↓↓↓

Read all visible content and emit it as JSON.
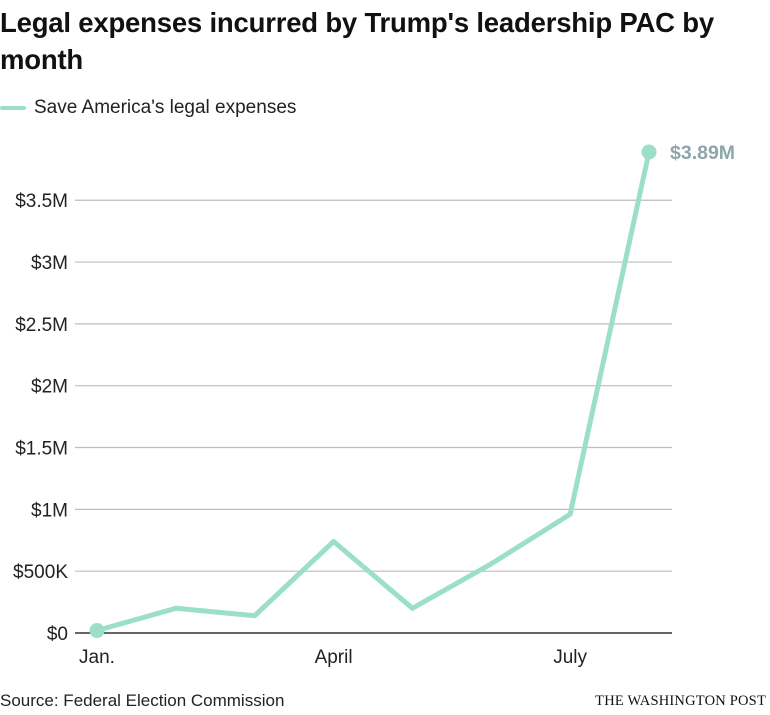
{
  "title": "Legal expenses incurred by Trump's leadership PAC by month",
  "legend": {
    "label": "Save America's legal expenses"
  },
  "colors": {
    "series": "#9bdfcb",
    "end_label": "#8fa5ad",
    "gridline": "#bdbdbd",
    "baseline": "#333333"
  },
  "chart_data": {
    "type": "line",
    "title": "Legal expenses incurred by Trump's leadership PAC by month",
    "xlabel": "",
    "ylabel": "",
    "x": [
      1,
      2,
      3,
      4,
      5,
      6,
      7,
      8
    ],
    "x_ticks": [
      {
        "value": 1,
        "label": "Jan."
      },
      {
        "value": 4,
        "label": "April"
      },
      {
        "value": 7,
        "label": "July"
      }
    ],
    "series": [
      {
        "name": "Save America's legal expenses",
        "values": [
          20000,
          200000,
          140000,
          740000,
          200000,
          560000,
          960000,
          3890000
        ]
      }
    ],
    "y_ticks": [
      {
        "value": 0,
        "label": "$0"
      },
      {
        "value": 500000,
        "label": "$500K"
      },
      {
        "value": 1000000,
        "label": "$1M"
      },
      {
        "value": 1500000,
        "label": "$1.5M"
      },
      {
        "value": 2000000,
        "label": "$2M"
      },
      {
        "value": 2500000,
        "label": "$2.5M"
      },
      {
        "value": 3000000,
        "label": "$3M"
      },
      {
        "value": 3500000,
        "label": "$3.5M"
      }
    ],
    "ylim": [
      0,
      3890000
    ],
    "grid": true,
    "end_label": "$3.89M",
    "markers": "first-and-last"
  },
  "footer": {
    "source": "Source: Federal Election Commission",
    "publisher": "THE WASHINGTON POST"
  }
}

↑↑↑

Set task:
Return all of the entries exactly as written, but drop any pictures they hold.

Written reply:
Read all visible content and emit it as JSON.
{
  "title": "Legal expenses incurred by Trump's leadership PAC by month",
  "legend": {
    "label": "Save America's legal expenses"
  },
  "colors": {
    "series": "#9bdfcb",
    "end_label": "#8fa5ad",
    "gridline": "#bdbdbd",
    "baseline": "#333333"
  },
  "chart_data": {
    "type": "line",
    "title": "Legal expenses incurred by Trump's leadership PAC by month",
    "xlabel": "",
    "ylabel": "",
    "x": [
      1,
      2,
      3,
      4,
      5,
      6,
      7,
      8
    ],
    "x_ticks": [
      {
        "value": 1,
        "label": "Jan."
      },
      {
        "value": 4,
        "label": "April"
      },
      {
        "value": 7,
        "label": "July"
      }
    ],
    "series": [
      {
        "name": "Save America's legal expenses",
        "values": [
          20000,
          200000,
          140000,
          740000,
          200000,
          560000,
          960000,
          3890000
        ]
      }
    ],
    "y_ticks": [
      {
        "value": 0,
        "label": "$0"
      },
      {
        "value": 500000,
        "label": "$500K"
      },
      {
        "value": 1000000,
        "label": "$1M"
      },
      {
        "value": 1500000,
        "label": "$1.5M"
      },
      {
        "value": 2000000,
        "label": "$2M"
      },
      {
        "value": 2500000,
        "label": "$2.5M"
      },
      {
        "value": 3000000,
        "label": "$3M"
      },
      {
        "value": 3500000,
        "label": "$3.5M"
      }
    ],
    "ylim": [
      0,
      3890000
    ],
    "grid": true,
    "end_label": "$3.89M",
    "markers": "first-and-last"
  },
  "footer": {
    "source": "Source: Federal Election Commission",
    "publisher": "THE WASHINGTON POST"
  }
}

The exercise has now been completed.